◆ EXERCISE DATA ◆
########################################

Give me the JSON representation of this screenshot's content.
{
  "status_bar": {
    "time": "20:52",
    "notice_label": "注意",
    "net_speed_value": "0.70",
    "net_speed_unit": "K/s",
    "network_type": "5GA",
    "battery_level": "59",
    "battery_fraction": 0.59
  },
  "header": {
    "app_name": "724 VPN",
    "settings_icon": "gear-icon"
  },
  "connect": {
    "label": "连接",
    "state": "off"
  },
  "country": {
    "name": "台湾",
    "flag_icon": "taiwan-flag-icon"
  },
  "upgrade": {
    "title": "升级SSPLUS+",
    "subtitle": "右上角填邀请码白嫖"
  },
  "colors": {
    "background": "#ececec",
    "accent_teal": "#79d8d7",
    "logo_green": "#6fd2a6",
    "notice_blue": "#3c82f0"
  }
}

########################################

◆ AIM OF THE TASK ◆
Pull out and copy each line containing the string "icon".

◆ ANSWER ◆
    "settings_icon": "gear-icon"
    "flag_icon": "taiwan-flag-icon"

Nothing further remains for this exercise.